━━━━━ Task material

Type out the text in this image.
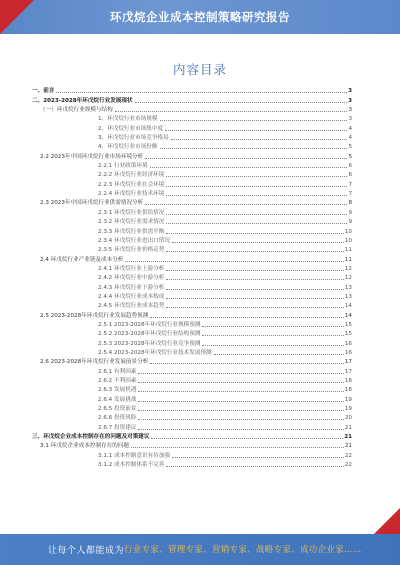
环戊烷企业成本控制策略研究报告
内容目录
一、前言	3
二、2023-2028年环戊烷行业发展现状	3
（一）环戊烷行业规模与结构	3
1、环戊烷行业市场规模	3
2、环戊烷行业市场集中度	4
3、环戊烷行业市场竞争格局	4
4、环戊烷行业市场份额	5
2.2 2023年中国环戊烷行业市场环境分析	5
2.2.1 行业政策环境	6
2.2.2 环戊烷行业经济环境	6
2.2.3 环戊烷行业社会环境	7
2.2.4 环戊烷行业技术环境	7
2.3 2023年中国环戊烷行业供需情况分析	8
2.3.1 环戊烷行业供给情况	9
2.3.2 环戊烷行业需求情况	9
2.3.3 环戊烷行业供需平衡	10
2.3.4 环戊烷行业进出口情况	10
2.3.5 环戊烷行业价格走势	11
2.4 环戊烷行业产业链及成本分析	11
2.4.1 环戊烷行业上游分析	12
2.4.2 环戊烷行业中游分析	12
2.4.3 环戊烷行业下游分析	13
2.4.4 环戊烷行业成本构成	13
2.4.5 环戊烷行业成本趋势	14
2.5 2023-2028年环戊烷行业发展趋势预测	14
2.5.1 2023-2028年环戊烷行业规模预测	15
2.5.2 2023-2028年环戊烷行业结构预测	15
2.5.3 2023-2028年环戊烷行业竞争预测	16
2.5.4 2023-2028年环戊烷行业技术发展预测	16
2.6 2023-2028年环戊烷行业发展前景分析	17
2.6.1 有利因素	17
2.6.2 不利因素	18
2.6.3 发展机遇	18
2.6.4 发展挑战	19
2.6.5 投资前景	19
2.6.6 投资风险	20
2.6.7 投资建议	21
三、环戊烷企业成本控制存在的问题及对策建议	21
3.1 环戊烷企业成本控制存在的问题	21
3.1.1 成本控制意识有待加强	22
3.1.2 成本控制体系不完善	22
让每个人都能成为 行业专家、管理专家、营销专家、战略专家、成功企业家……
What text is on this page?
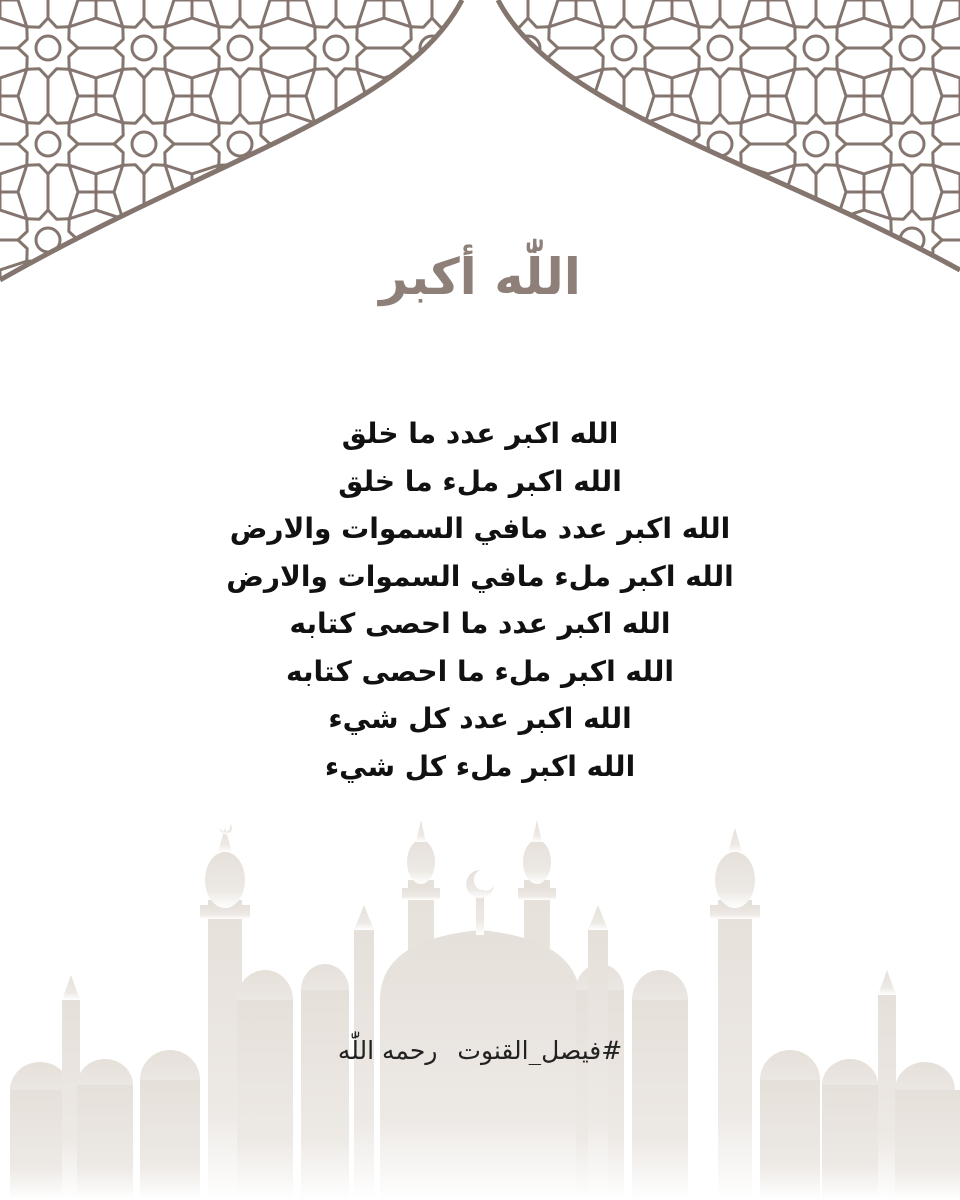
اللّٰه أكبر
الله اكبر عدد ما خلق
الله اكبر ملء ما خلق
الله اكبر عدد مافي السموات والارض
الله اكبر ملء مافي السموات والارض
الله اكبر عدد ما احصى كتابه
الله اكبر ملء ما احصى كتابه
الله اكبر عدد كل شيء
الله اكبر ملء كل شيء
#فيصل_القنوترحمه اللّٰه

━━━━━━━━━━
━━━━━ Task material

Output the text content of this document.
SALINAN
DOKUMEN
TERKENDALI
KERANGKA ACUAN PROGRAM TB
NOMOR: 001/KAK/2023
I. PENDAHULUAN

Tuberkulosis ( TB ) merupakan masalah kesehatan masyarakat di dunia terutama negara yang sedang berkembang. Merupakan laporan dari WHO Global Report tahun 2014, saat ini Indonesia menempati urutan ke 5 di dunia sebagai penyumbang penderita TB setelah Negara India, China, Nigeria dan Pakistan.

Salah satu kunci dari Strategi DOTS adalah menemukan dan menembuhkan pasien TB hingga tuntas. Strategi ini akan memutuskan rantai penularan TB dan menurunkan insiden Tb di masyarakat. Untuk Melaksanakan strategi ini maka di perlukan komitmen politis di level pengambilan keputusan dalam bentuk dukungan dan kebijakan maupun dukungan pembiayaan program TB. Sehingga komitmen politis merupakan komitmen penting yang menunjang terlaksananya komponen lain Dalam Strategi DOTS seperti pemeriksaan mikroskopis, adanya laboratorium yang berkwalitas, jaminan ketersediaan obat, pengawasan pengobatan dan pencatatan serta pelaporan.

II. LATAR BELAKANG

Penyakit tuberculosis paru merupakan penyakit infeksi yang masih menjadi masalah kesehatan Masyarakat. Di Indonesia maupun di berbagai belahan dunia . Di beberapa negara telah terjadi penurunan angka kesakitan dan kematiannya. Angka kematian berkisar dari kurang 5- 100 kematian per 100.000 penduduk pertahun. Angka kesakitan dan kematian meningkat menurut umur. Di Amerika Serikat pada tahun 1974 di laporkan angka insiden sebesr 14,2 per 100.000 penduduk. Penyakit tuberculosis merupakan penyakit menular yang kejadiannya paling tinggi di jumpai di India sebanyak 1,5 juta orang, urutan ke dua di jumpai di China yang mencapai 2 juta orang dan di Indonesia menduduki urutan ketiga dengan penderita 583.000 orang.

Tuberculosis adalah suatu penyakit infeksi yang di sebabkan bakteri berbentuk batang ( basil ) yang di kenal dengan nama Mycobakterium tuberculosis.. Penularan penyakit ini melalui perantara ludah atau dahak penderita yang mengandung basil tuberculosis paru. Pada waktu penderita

━━━━━━━━━━

**Written instruction**
Lines of the material that contain the word "والارض" are to be gathered.

**Complete answer**
الله اكبر عدد مافي السموات والارض
الله اكبر ملء مافي السموات والارض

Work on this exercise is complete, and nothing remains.